Passage shown:
Winkler v. Carolina & North Western Railway Co.

35 S.E. 621 | N.C. | 1900

When the plaintiff rested, the defendant moved for judgment as in case of nonsuit.

The court allowed the motion, holding that the railroad was not liable because its fence was upon its right of way and not along a public highway.

Plaintiff excepted and appealed. The defendant erected a barb-wire fence along its right of way. There was evidence that it was negligently erected and maintained. "In some places it was 12 inches high and from that to 30 or 35 inches from the ground to the top wire. Three strands of wire were used, and it was put so far apart that, when people crossed it, it sagged down about 12 inches in some places. The posts were old rotten cross-ties 40 or 50 feet apart." There was no top bar. The plaintiff's horse, running in his pasture, got entangled in this wire fence, and was injured, and this action is brought for damages (372) sustained. It was error in the judge to nonsuit the plaintiff.

Tasks and exercises:
a) Reproduce the rows below word for word, beginning with the first row and continuing through the row that contains "jump-page-input[interactable] [481,472,515,496]".
b) Continue the court opinion on the railroad's barb-wire fence from the point where it stops.

Material for this task:

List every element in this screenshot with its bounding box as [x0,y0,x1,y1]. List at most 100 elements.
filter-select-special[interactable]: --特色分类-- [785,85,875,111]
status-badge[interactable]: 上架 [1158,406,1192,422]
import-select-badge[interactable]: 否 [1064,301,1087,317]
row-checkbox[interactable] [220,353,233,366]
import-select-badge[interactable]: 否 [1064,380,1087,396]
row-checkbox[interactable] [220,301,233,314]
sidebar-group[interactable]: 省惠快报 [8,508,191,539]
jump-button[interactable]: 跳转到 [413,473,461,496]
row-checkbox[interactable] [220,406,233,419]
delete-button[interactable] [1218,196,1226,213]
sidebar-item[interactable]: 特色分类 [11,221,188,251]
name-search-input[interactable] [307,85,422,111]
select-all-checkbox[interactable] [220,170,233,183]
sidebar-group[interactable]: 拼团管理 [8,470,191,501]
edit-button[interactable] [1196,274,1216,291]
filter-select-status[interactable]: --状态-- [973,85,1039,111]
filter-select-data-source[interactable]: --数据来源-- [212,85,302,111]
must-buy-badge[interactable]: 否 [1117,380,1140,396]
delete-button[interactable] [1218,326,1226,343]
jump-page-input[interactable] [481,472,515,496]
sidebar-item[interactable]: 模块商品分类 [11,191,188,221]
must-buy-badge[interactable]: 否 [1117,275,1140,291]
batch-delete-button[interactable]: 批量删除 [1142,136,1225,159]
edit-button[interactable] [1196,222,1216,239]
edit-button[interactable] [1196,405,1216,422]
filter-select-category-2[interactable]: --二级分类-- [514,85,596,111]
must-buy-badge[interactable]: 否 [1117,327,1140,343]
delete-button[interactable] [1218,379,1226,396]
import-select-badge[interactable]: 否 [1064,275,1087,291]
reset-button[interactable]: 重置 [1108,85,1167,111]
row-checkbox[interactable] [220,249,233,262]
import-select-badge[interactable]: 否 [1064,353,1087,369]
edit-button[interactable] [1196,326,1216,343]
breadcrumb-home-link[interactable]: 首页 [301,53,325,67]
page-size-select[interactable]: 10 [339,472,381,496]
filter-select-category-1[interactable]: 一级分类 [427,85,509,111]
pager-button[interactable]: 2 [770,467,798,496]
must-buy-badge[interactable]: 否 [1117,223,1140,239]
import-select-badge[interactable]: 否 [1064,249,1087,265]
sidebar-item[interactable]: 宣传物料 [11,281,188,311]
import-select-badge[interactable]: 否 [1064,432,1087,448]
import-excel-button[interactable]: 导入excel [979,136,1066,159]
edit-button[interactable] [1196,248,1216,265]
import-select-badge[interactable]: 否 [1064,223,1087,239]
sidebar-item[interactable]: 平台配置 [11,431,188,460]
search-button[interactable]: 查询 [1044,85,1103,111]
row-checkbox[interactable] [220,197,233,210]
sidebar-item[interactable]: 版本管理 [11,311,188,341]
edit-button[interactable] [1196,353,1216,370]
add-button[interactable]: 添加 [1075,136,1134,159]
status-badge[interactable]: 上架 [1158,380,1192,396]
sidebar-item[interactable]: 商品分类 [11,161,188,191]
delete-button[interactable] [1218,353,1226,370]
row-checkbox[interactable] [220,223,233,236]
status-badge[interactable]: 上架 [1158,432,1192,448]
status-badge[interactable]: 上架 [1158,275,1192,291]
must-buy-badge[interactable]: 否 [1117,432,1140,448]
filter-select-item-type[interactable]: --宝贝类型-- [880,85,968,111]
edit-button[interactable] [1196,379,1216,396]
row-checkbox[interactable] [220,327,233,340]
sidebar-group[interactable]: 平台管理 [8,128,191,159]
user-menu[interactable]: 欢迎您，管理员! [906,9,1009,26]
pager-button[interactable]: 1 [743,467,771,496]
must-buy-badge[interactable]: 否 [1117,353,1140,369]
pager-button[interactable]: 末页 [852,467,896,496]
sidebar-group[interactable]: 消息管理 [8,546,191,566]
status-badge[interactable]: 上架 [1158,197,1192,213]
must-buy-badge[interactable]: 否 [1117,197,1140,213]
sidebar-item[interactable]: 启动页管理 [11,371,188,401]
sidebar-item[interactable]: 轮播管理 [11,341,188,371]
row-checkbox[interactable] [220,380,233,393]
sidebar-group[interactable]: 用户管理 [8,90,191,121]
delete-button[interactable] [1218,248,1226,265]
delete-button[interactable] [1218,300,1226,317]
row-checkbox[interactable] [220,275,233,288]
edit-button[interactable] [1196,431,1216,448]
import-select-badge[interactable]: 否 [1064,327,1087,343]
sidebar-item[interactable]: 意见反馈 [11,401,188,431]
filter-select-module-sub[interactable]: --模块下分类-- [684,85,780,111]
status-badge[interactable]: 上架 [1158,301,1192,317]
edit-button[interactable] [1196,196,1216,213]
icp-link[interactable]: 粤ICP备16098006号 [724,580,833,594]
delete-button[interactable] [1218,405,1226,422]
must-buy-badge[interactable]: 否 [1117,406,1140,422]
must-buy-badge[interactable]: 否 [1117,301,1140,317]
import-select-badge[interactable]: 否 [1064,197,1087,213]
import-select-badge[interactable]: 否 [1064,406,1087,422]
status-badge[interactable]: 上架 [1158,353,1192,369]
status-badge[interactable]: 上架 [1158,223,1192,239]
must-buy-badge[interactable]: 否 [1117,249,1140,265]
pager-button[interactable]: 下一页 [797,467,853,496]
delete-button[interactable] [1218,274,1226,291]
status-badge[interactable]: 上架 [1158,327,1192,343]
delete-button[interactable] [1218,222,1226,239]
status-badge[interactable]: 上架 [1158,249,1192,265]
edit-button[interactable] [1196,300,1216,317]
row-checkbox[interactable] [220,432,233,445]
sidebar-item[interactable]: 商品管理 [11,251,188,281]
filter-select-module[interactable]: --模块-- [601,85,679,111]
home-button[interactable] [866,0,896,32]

The answers:
a)
List every element in this screenshot with its bounding box as [x0,y0,x1,y1]. List at most 100 elements.
filter-select-special[interactable]: --特色分类-- [785,85,875,111]
status-badge[interactable]: 上架 [1158,406,1192,422]
import-select-badge[interactable]: 否 [1064,301,1087,317]
row-checkbox[interactable] [220,353,233,366]
import-select-badge[interactable]: 否 [1064,380,1087,396]
row-checkbox[interactable] [220,301,233,314]
sidebar-group[interactable]: 省惠快报 [8,508,191,539]
jump-button[interactable]: 跳转到 [413,473,461,496]
row-checkbox[interactable] [220,406,233,419]
delete-button[interactable] [1218,196,1226,213]
sidebar-item[interactable]: 特色分类 [11,221,188,251]
name-search-input[interactable] [307,85,422,111]
select-all-checkbox[interactable] [220,170,233,183]
sidebar-group[interactable]: 拼团管理 [8,470,191,501]
edit-button[interactable] [1196,274,1216,291]
filter-select-status[interactable]: --状态-- [973,85,1039,111]
filter-select-data-source[interactable]: --数据来源-- [212,85,302,111]
must-buy-badge[interactable]: 否 [1117,380,1140,396]
delete-button[interactable] [1218,326,1226,343]
jump-page-input[interactable] [481,472,515,496]

b)
In Sisk v. Crump, 112 Ind. 504 (2 Am. St., 213), it is said, "The act of a land-owner in erecting upon his property along a public highway a barb-wire fence does not in itself render him liable to one who sustains an injury therefrom, but if he negligently constructs and maintains it in such a manner as to be dangerous, he is liable, for instance, for injury to an animal which is attracted by other animals, or by grass growing inside the fence, and in endeavoring to cross such defective *228 fence becomes entangled therein." The Court says the statute of that State expressly authorizes the erection of barb-wire fences, and the liability comes only from their neglected condition. To exactly the same purport isLoveland v. Gardner, 79 Cal. 317, that while the owner of land is not liable from the mere act of constructing a wire fence thereon, for damages sustained by the animals of others, yet he is bound to see that the fence is not so negligently maintained as to become a trap for them from their natural propensities of which he must take notice. The liability of the defendant in this case is that which would attach to any one else putting up a defective fence which is from its peculiar nature thereby made dangerous.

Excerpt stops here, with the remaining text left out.